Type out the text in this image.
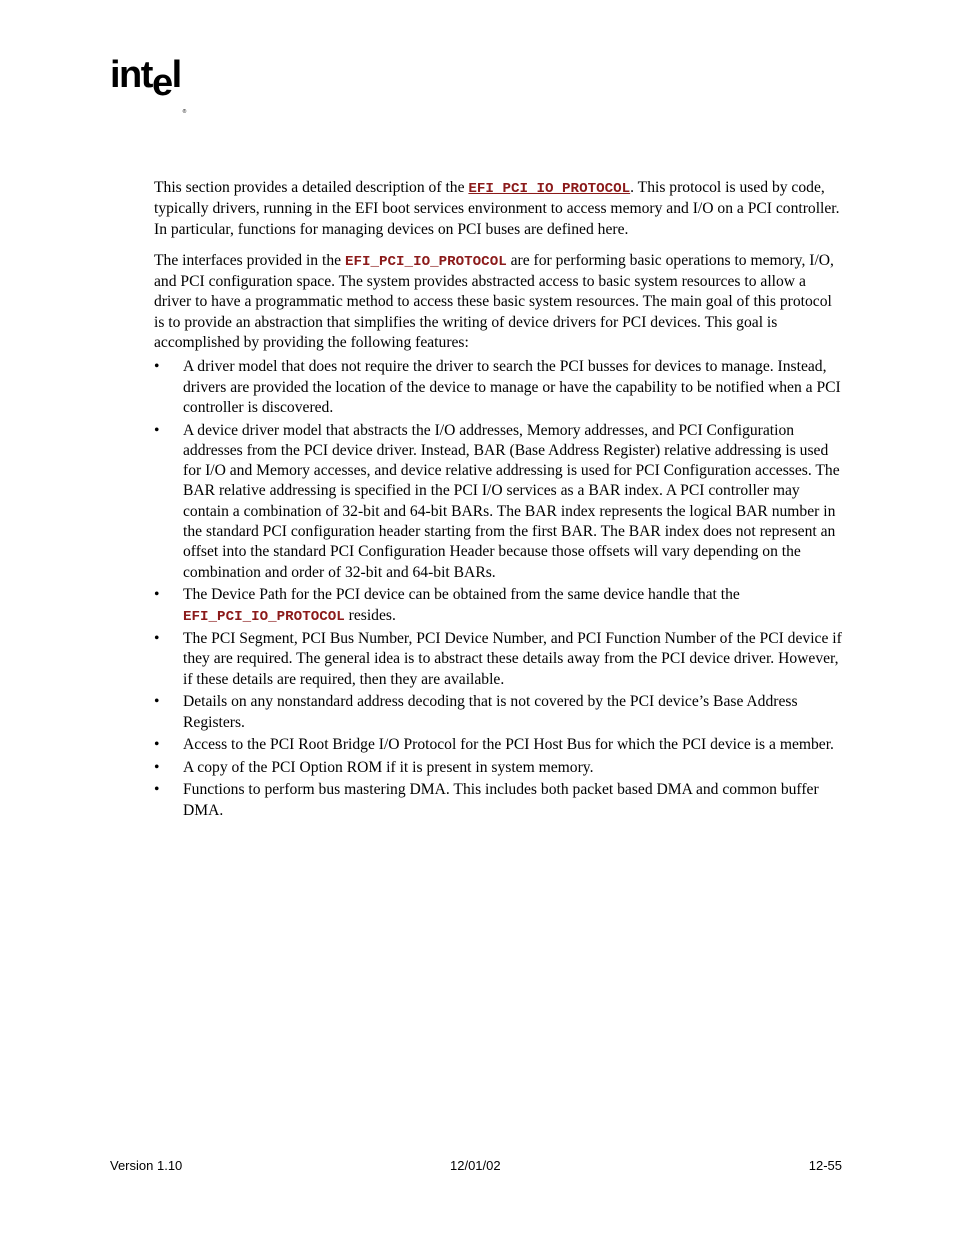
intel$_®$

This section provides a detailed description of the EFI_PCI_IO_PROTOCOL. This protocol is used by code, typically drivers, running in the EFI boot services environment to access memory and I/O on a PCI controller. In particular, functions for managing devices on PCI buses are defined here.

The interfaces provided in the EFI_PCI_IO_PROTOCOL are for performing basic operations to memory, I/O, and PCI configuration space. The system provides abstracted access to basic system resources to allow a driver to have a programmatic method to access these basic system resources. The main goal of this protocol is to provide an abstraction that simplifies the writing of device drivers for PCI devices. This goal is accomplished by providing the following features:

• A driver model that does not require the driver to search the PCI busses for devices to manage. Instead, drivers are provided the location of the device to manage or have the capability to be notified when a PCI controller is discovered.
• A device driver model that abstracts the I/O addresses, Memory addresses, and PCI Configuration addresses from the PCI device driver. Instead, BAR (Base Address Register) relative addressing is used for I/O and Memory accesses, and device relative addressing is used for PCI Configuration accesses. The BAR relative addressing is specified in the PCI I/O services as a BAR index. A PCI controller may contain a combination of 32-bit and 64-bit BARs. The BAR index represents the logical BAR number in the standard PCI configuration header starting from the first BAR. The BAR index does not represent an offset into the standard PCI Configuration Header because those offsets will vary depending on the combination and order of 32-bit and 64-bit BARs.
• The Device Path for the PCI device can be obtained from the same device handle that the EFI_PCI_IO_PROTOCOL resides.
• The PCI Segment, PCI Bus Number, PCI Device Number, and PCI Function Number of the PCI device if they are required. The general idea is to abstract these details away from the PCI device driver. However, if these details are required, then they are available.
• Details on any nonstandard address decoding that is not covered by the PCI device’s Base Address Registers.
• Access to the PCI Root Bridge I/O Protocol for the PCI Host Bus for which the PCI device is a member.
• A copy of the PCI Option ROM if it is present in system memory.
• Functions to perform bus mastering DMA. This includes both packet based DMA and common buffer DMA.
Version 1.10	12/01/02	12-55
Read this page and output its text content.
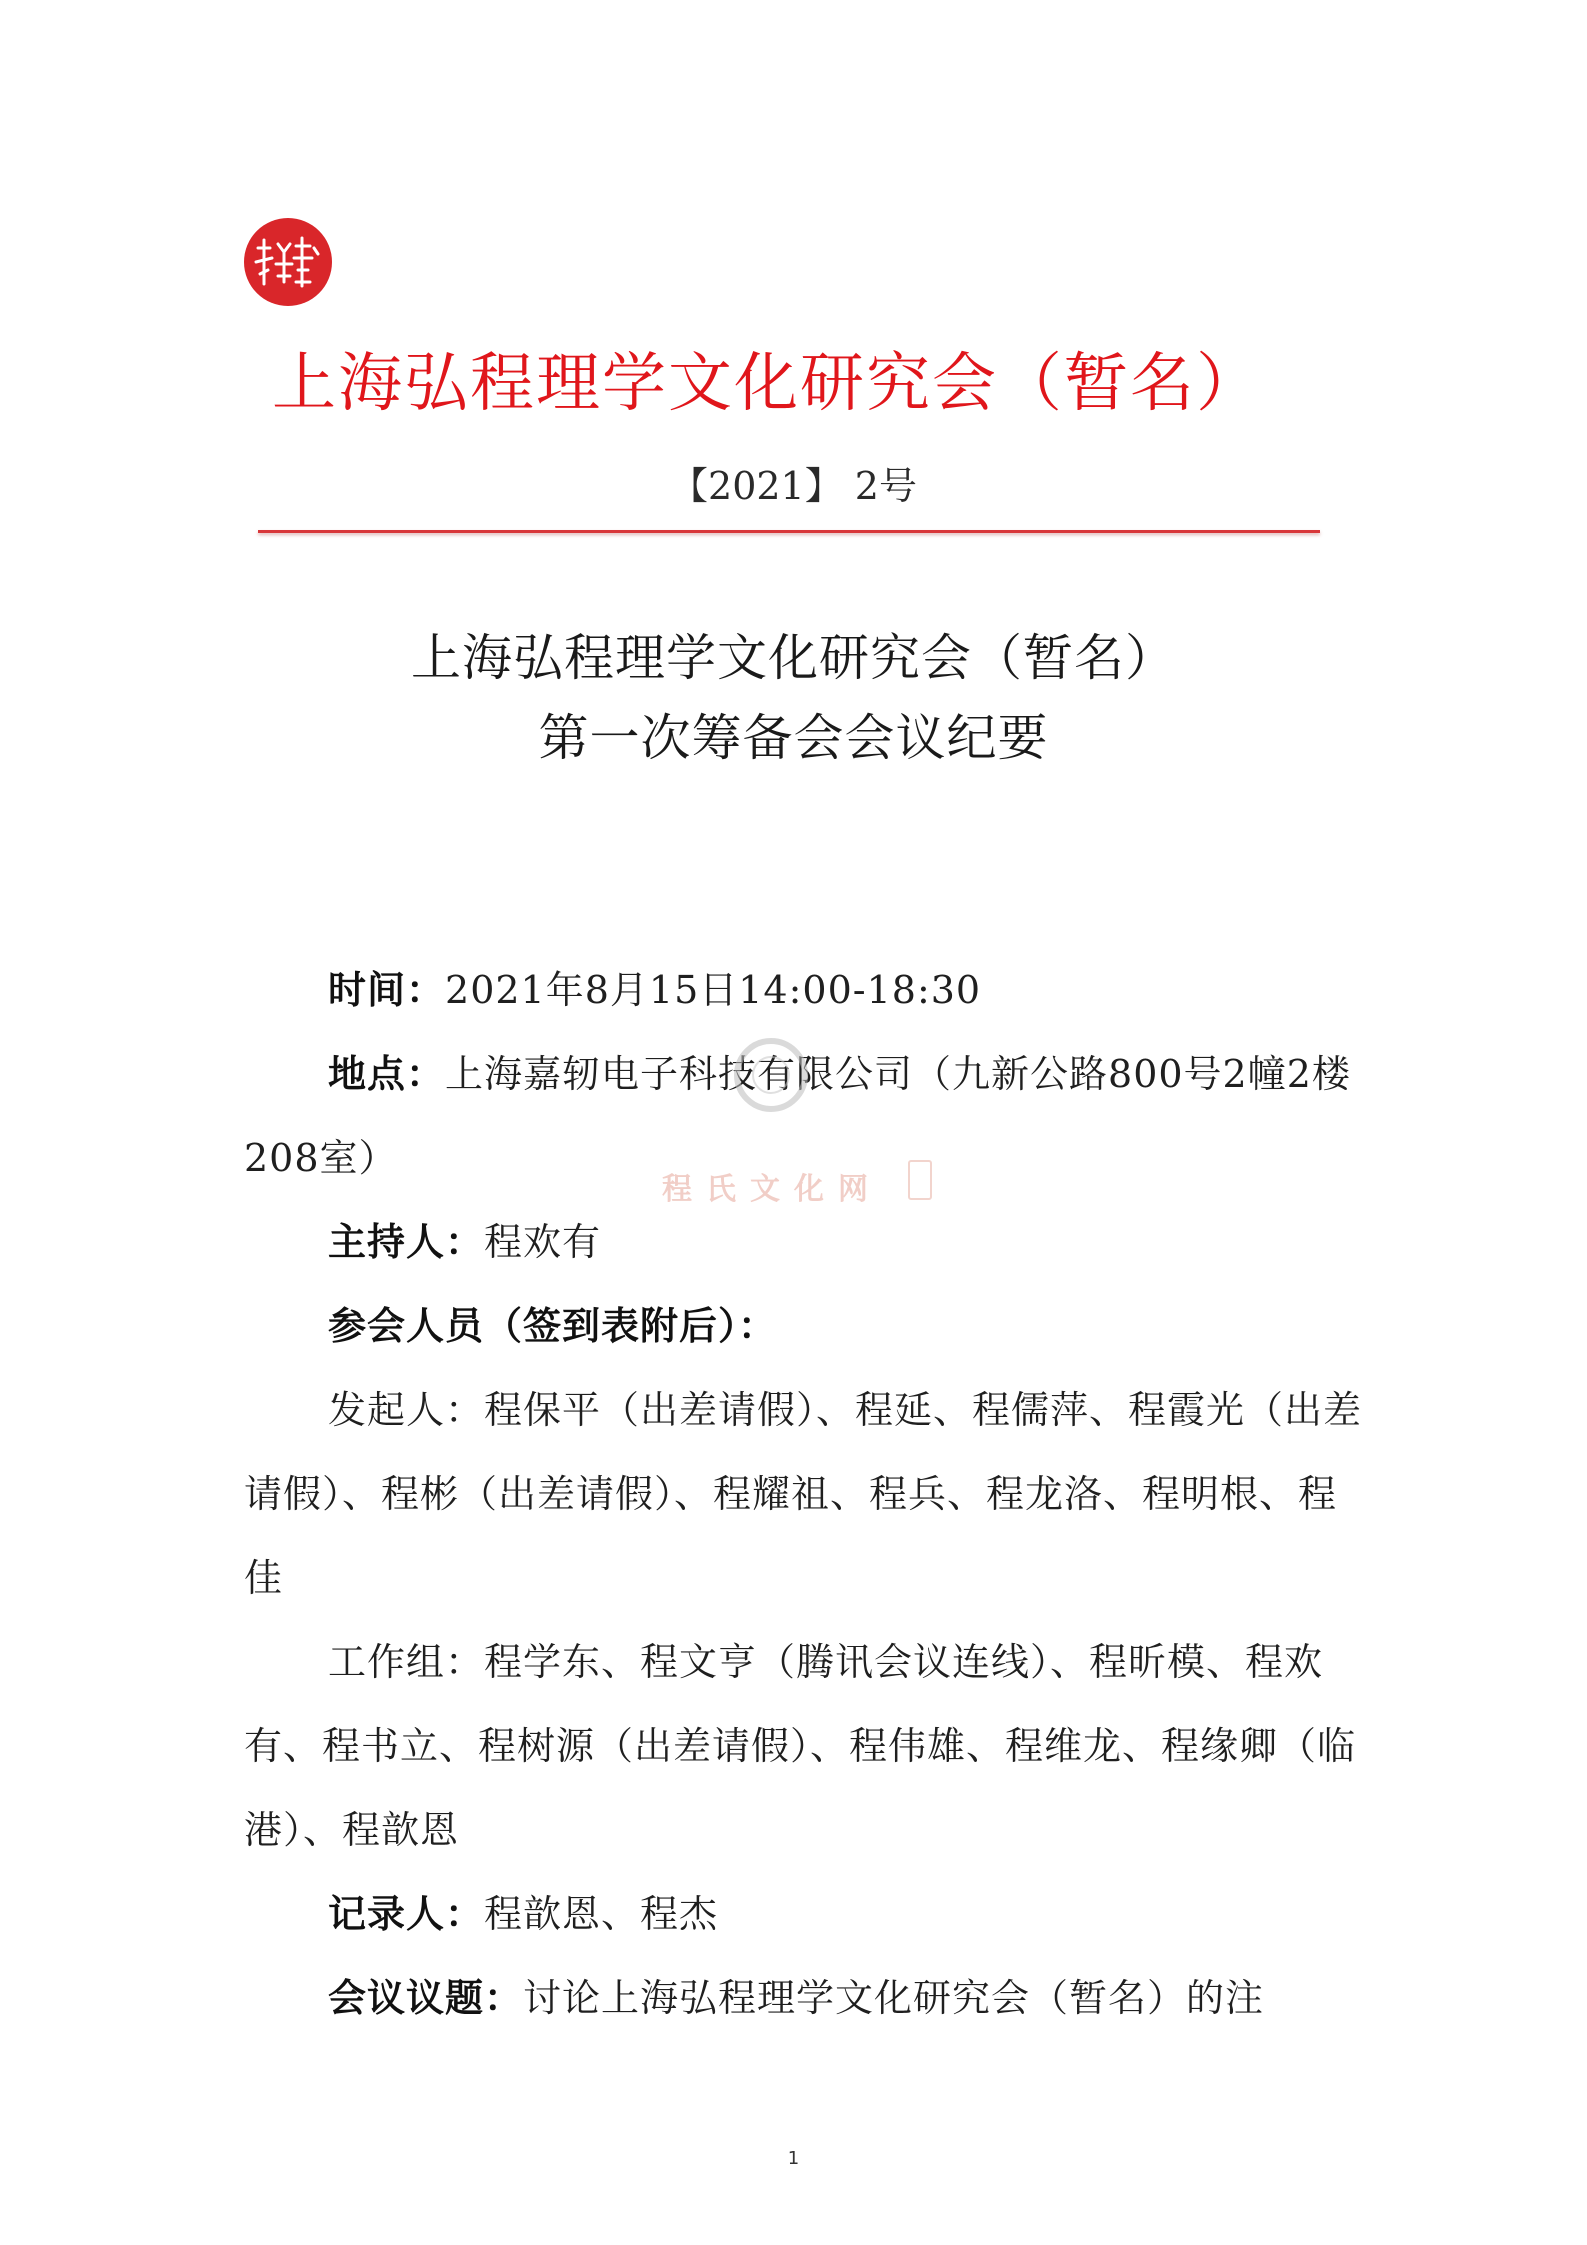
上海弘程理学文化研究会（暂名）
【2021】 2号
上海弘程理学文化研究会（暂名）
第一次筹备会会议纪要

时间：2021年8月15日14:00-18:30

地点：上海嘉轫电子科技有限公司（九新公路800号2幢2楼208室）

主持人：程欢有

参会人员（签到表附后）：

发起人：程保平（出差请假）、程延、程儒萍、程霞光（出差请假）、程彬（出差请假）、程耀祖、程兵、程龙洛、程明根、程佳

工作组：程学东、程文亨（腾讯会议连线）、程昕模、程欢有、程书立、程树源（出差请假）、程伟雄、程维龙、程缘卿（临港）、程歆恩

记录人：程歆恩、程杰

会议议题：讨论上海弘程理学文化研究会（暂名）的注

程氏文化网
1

==========

• [GIVEN EXERCISE] Every line above should be repeated exactly; pictures stay out of the copy.

• [THE ANSWER]
Type out the text in this image.
intel$_®$

This section provides a detailed description of the EFI_PCI_IO_PROTOCOL. This protocol is used by code, typically drivers, running in the EFI boot services environment to access memory and I/O on a PCI controller. In particular, functions for managing devices on PCI buses are defined here.

The interfaces provided in the EFI_PCI_IO_PROTOCOL are for performing basic operations to memory, I/O, and PCI configuration space. The system provides abstracted access to basic system resources to allow a driver to have a programmatic method to access these basic system resources. The main goal of this protocol is to provide an abstraction that simplifies the writing of device drivers for PCI devices. This goal is accomplished by providing the following features:

• A driver model that does not require the driver to search the PCI busses for devices to manage. Instead, drivers are provided the location of the device to manage or have the capability to be notified when a PCI controller is discovered.
• A device driver model that abstracts the I/O addresses, Memory addresses, and PCI Configuration addresses from the PCI device driver. Instead, BAR (Base Address Register) relative addressing is used for I/O and Memory accesses, and device relative addressing is used for PCI Configuration accesses. The BAR relative addressing is specified in the PCI I/O services as a BAR index. A PCI controller may contain a combination of 32-bit and 64-bit BARs. The BAR index represents the logical BAR number in the standard PCI configuration header starting from the first BAR. The BAR index does not represent an offset into the standard PCI Configuration Header because those offsets will vary depending on the combination and order of 32-bit and 64-bit BARs.
• The Device Path for the PCI device can be obtained from the same device handle that the EFI_PCI_IO_PROTOCOL resides.
• The PCI Segment, PCI Bus Number, PCI Device Number, and PCI Function Number of the PCI device if they are required. The general idea is to abstract these details away from the PCI device driver. However, if these details are required, then they are available.
• Details on any nonstandard address decoding that is not covered by the PCI device’s Base Address Registers.
• Access to the PCI Root Bridge I/O Protocol for the PCI Host Bus for which the PCI device is a member.
• A copy of the PCI Option ROM if it is present in system memory.
• Functions to perform bus mastering DMA. This includes both packet based DMA and common buffer DMA.
Version 1.10	12/01/02	12-55
Read this page and output its text content.
上海弘程理学文化研究会（暂名）
【2021】 2号
上海弘程理学文化研究会（暂名）
第一次筹备会会议纪要

时间：2021年8月15日14:00-18:30

地点：上海嘉轫电子科技有限公司（九新公路800号2幢2楼208室）

主持人：程欢有

参会人员（签到表附后）：

发起人：程保平（出差请假）、程延、程儒萍、程霞光（出差请假）、程彬（出差请假）、程耀祖、程兵、程龙洛、程明根、程佳

工作组：程学东、程文亨（腾讯会议连线）、程昕模、程欢有、程书立、程树源（出差请假）、程伟雄、程维龙、程缘卿（临港）、程歆恩

记录人：程歆恩、程杰

会议议题：讨论上海弘程理学文化研究会（暂名）的注

程氏文化网
1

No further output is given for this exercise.